• [DA FARE]
a) Riassumi in due frasi il brano sulle Partecipazioni Statali.
b) Nel brano sulle Partecipazioni Statali, da quale periodo la DC proclamò ai quattro venti il "piccolo è bello"?
c) Scrivi il seguito del brano sulle Partecipazioni Statali, a partire dalla sua ultima frase.

==== ESTRATTO DEL TESTO ====

Tutti questi fattori stanno progressivamente  e drammaticamente venendo meno ormai da tempo. Le Partecipazioni Statali sono state ridimensionate e, soprattutto, stanno perdendo ogni funzione di indirizzo e di equilibrio della struttura produttiva del paese. Con tutti gli orpelli parassitari ed assistenzialistici dei quali furono progressivamente gravate, riuscirono comunque, allora, a salvaguardare l’industria di base, a mantenere alcuni settori di punta e, cosa oggi del tutto rimossa dalla memoria, a garantire nel settore dell’agricoltura, della distribuzione commerciale e dell’intermediazione bancaria attività meno condizionate da rapporti di servaggio e suscettibili di sviluppo più equilibrato. Riguardo a quest’ultimo aspetto basterebbe ricordare il ruolo regolatore dell’industria pubblica di trasformazione nell’acquisto dei prodotti agricoli, della funzione della rete pubblica di distribuzione nel garantire gli sbocchi commerciali alle attività industriali e agricole di piccole e medie dimensioni; e invece, proprio la sopravvalutazione unilaterale del “piccolo è bello” proclamata dalla DC ai quattro venti dalla fine degli anni ’70 offrì il cappello ideologico non solo della svendita della grande industria pubblica avviata negli anni ’80, ma anche pose le premesse della crisi della stessa piccola e media industria e azienda agricola iniziata a fine millennio. Al crollo di quel pilastro si cercò di sopperire con l’istituzione di consorzi e distretti, ma con relativo e temporaneo successo; l’assenza di ampie piattaforme industriali e finanziarie hanno impedito il consolidamento dei successi iniziali e favorito l’attuale declino grazie soprattutto all’avventurismo delle modalità di ingresso nel sistema di moneta unica e di relazioni comunitarie.

==== ELENCO DATI ====

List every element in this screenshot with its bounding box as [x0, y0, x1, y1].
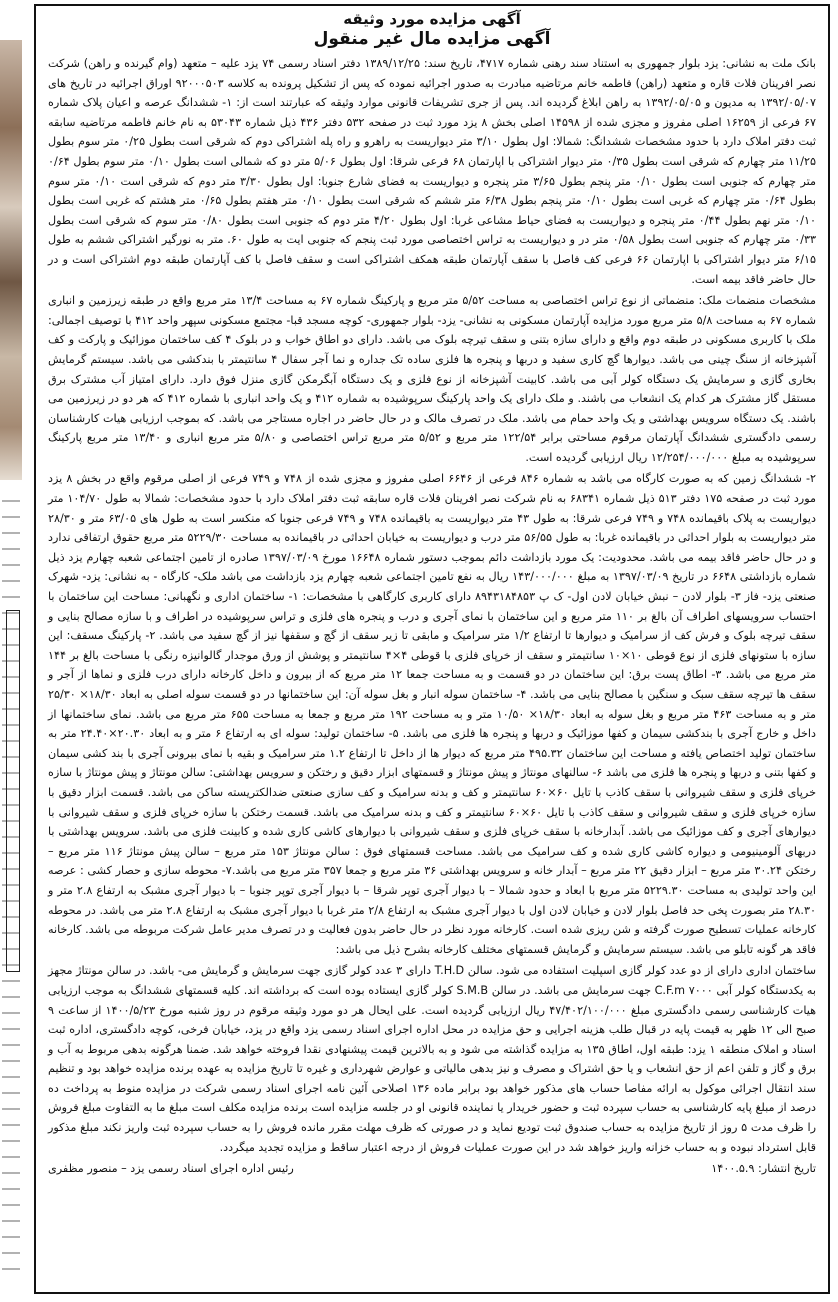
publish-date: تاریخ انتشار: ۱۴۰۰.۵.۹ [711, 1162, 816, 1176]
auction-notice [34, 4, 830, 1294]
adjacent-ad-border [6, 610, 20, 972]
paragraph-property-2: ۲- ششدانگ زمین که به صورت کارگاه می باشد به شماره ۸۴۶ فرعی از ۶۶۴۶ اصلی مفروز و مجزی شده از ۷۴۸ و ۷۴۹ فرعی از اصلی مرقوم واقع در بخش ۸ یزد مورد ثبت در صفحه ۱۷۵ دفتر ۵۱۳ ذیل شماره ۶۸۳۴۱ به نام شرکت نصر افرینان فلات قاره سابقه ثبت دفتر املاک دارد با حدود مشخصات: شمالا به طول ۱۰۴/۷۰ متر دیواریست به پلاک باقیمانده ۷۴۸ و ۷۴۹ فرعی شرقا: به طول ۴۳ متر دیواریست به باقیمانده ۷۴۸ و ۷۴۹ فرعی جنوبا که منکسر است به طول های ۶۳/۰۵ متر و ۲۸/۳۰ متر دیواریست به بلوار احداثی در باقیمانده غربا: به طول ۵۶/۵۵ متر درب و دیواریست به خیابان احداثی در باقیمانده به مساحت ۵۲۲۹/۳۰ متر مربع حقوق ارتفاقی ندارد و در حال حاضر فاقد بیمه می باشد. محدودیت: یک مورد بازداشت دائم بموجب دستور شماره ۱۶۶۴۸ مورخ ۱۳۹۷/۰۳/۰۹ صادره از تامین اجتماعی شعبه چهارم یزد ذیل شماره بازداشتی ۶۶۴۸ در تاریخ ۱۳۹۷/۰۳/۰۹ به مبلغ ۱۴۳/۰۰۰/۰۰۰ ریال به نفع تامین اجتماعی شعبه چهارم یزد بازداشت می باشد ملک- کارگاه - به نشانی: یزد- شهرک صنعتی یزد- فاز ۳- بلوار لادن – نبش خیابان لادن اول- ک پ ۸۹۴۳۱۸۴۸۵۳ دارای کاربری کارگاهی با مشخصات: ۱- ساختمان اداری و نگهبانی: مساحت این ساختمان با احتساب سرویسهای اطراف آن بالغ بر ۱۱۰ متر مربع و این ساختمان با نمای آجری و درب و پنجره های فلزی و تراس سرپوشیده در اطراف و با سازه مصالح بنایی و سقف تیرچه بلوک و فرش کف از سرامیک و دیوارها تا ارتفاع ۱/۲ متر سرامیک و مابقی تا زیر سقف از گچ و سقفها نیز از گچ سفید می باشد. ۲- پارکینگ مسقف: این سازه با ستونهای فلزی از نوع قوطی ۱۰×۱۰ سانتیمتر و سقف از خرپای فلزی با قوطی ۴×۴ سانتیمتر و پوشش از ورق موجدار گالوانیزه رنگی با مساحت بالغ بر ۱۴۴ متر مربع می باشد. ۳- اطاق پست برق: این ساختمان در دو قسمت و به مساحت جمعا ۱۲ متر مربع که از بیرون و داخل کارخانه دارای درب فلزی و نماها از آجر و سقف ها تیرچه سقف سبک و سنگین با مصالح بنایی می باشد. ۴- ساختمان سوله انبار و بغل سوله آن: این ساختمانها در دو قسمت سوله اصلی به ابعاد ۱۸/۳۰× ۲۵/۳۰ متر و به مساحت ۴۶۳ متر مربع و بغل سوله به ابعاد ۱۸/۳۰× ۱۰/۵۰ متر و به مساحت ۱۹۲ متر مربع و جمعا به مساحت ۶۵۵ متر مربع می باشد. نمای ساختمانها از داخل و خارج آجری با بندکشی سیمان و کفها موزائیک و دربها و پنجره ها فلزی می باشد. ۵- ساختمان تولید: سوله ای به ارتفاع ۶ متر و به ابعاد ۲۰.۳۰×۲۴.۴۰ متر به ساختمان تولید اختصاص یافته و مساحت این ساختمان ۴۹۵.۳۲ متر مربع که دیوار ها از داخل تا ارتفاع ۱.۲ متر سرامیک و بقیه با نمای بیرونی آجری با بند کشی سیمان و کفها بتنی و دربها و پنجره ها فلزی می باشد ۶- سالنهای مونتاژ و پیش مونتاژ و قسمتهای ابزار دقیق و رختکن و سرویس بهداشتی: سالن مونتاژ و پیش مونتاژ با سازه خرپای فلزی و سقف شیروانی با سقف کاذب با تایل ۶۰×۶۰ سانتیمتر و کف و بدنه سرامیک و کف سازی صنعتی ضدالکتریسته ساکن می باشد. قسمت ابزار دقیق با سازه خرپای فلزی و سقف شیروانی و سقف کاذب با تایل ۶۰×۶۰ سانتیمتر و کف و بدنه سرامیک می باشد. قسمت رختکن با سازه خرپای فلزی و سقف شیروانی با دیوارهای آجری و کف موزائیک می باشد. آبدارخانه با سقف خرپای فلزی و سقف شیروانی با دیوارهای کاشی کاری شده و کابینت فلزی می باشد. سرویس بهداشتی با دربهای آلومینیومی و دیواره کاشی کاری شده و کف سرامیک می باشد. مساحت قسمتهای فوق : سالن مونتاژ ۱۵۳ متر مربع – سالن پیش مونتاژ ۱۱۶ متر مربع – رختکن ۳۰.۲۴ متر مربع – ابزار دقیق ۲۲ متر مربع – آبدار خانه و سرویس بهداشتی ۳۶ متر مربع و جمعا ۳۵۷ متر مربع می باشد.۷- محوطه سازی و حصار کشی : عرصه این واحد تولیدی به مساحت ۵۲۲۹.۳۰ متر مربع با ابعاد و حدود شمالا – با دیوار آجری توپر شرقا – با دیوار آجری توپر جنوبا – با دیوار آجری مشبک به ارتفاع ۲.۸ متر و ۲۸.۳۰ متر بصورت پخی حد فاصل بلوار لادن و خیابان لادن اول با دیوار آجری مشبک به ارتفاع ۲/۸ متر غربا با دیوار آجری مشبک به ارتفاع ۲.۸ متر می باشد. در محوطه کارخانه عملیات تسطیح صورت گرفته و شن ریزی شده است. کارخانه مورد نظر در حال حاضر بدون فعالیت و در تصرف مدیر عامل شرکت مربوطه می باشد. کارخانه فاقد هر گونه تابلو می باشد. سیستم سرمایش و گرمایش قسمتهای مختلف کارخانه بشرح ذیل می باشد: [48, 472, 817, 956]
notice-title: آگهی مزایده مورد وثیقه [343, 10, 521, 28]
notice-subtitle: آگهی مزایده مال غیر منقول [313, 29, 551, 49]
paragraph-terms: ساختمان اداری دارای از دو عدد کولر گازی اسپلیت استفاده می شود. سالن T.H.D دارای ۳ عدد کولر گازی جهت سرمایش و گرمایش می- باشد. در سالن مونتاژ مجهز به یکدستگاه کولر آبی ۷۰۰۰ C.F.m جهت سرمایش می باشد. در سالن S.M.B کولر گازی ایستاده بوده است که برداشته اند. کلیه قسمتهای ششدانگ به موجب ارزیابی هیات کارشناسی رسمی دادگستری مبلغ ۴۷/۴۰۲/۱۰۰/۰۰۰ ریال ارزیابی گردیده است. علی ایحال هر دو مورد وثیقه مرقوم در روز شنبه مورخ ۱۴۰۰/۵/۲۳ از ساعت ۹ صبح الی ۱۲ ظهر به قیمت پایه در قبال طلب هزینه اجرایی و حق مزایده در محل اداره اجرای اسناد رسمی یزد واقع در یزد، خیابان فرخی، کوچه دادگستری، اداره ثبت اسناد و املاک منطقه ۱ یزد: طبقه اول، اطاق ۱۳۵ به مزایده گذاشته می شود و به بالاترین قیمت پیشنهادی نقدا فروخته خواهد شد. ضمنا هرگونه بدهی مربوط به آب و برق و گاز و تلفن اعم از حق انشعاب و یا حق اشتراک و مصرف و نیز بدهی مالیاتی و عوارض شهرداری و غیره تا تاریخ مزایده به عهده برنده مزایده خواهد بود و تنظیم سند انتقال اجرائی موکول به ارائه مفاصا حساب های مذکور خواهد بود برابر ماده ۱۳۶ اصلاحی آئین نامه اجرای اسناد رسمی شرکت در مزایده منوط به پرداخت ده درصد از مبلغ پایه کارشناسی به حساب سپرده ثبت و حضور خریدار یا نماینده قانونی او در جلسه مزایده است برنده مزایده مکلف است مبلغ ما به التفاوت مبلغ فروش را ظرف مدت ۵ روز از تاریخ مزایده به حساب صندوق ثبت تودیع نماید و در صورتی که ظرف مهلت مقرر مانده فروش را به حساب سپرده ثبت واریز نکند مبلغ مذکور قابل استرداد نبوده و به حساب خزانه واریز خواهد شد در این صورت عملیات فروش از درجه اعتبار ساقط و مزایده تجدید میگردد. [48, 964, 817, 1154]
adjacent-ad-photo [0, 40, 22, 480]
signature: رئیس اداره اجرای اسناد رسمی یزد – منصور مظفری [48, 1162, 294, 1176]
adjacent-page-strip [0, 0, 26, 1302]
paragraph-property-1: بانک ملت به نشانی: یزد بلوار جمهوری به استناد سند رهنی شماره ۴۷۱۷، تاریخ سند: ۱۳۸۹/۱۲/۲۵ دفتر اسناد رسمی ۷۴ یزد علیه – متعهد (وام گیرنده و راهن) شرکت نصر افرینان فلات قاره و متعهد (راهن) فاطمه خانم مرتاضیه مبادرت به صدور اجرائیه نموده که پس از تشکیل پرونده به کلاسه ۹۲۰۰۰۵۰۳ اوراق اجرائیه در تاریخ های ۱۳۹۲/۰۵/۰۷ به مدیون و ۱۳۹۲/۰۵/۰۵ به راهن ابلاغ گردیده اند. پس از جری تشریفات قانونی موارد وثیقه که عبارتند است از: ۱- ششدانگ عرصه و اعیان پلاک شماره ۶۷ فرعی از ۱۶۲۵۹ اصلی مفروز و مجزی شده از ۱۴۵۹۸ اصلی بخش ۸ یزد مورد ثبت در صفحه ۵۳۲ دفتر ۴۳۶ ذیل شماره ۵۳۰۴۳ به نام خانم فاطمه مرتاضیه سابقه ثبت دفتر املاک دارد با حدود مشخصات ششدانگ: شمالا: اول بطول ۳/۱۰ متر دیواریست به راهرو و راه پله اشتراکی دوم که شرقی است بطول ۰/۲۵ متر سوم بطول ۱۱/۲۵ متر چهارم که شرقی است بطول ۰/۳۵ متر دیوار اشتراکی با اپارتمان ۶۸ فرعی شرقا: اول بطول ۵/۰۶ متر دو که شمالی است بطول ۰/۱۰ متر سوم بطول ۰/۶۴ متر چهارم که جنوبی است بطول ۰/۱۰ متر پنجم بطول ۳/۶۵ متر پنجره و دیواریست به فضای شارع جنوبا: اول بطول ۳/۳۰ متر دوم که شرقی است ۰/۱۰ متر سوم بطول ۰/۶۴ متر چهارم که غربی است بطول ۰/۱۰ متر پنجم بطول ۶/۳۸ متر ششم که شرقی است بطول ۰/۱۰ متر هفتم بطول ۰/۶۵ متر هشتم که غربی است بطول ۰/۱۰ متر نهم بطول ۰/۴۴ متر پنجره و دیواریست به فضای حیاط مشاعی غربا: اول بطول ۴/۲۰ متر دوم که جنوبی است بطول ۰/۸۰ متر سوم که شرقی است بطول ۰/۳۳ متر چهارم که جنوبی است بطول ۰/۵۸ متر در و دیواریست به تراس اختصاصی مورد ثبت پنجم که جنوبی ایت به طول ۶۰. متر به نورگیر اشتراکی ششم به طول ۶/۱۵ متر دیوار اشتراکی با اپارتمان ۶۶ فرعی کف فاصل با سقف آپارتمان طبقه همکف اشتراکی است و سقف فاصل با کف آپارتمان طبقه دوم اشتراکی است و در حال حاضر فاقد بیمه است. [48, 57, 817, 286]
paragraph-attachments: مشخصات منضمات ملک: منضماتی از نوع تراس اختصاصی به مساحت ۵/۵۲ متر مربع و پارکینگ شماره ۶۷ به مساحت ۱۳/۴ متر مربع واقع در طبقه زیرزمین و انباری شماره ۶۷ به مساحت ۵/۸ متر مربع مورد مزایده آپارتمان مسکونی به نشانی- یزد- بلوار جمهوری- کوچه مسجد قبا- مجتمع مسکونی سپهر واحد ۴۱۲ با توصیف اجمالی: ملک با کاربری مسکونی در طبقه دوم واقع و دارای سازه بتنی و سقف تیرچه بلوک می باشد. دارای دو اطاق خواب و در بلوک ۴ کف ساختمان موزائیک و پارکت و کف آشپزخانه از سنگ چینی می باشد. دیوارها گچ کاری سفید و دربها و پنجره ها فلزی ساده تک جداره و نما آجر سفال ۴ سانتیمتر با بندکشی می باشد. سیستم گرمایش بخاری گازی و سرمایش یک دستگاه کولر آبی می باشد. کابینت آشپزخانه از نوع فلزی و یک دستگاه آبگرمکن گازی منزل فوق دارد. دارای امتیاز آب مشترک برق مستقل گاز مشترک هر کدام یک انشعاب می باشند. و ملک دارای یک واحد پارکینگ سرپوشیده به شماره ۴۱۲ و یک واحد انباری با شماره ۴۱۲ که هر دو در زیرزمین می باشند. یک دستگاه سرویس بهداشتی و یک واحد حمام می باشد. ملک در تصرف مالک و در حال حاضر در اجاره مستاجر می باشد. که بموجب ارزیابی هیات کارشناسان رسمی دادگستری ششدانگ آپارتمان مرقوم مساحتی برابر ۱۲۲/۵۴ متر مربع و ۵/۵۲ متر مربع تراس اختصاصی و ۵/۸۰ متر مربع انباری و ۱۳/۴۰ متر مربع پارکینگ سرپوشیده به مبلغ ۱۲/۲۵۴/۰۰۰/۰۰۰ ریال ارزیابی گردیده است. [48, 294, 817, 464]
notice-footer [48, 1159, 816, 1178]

====
==== ELENCO DATI ====

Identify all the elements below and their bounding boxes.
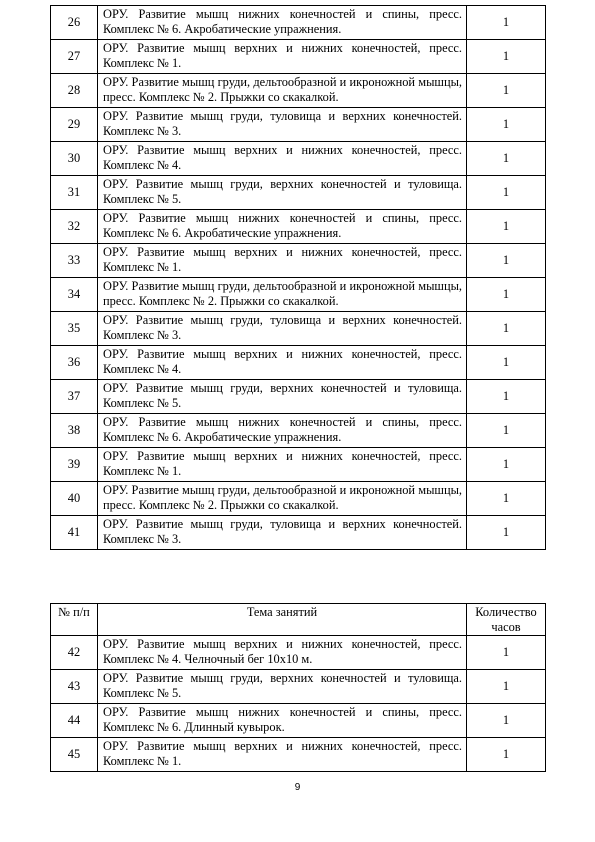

====
==== ELENCO DATI ====

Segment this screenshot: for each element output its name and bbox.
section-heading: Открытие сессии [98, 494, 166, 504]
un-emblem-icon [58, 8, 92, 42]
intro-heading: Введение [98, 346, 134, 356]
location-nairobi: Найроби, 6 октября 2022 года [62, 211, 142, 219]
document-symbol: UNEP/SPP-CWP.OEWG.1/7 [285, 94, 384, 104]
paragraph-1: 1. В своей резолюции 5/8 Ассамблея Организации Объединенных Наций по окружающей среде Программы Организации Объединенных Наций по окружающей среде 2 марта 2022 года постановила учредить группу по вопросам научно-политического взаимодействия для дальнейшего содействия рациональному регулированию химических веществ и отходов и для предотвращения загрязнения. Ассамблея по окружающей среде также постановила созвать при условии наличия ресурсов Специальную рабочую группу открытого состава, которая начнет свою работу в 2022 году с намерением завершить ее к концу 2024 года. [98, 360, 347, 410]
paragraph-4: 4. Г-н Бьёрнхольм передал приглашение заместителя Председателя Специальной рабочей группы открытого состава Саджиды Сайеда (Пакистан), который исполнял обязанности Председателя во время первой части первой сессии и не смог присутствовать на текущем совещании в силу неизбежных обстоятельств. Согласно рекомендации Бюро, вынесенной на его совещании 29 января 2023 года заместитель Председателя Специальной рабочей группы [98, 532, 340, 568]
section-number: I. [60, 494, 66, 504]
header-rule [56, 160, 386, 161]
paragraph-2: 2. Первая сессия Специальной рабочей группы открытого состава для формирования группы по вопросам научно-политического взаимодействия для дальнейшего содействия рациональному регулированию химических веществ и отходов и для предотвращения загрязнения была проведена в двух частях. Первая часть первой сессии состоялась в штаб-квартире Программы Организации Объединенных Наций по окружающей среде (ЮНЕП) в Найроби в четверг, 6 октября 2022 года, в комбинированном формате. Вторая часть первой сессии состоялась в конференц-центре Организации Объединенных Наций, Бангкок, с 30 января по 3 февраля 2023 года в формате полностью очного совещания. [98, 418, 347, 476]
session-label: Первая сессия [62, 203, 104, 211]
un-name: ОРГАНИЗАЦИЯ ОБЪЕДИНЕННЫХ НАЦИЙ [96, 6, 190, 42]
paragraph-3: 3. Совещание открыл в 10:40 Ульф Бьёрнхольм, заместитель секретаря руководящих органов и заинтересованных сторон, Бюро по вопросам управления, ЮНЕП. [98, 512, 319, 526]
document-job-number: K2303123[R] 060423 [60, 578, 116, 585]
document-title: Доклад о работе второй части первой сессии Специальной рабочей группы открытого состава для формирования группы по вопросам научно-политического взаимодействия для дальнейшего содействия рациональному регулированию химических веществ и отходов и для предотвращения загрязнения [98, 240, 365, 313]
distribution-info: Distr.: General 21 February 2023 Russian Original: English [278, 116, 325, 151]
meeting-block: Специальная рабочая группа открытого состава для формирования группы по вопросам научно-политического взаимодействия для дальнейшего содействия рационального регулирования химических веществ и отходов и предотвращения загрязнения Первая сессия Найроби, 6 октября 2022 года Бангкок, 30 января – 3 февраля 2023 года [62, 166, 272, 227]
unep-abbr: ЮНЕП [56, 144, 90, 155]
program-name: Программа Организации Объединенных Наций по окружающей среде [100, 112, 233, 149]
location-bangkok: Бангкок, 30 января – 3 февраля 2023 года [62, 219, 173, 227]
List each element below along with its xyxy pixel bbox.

====

• [RISPOSTE ATTESE]
a) Le Partecipazioni Statali sono state ridimensionate e stanno perdendo ogni funzione di indirizzo e di equilibrio della struttura produttiva del paese, benché a suo tempo abbiano salvaguardato l'industria di base e alcuni settori di punta. Hanno anche garantito attività più equilibrate in agricoltura, distribuzione commerciale e intermediazione bancaria, mentre il "piccolo è bello" proclamato dalla DC offrì il cappello ideologico alla svendita della grande industria pubblica e pose le premesse della crisi della piccola e media industria, a cui consorzi e distretti rimediarono solo con un successo relativo e temporaneo.

b) Dalla fine degli anni '70.

c)
Oggi, ma ormai da tempo, nessuno di quei fattori è in grado di supportare efficacemente questa opzione politica.

Le Partecipazioni Statali hanno perso gran parte del controllo del sistema finanziario, hanno liquidato interi settori complementari necessari a sostenere l’attività di gran parte del tessuto economico intermedio, hanno mantenuto solo una parte dei settori industriali strategici, in questo condizionati pesantemente da partecipazioni estere affatto paritetiche tese soprattutto a spremere il più possibile rendimenti immediati e ad asservire le attività nei circuiti geoeconomici dominanti nell’area.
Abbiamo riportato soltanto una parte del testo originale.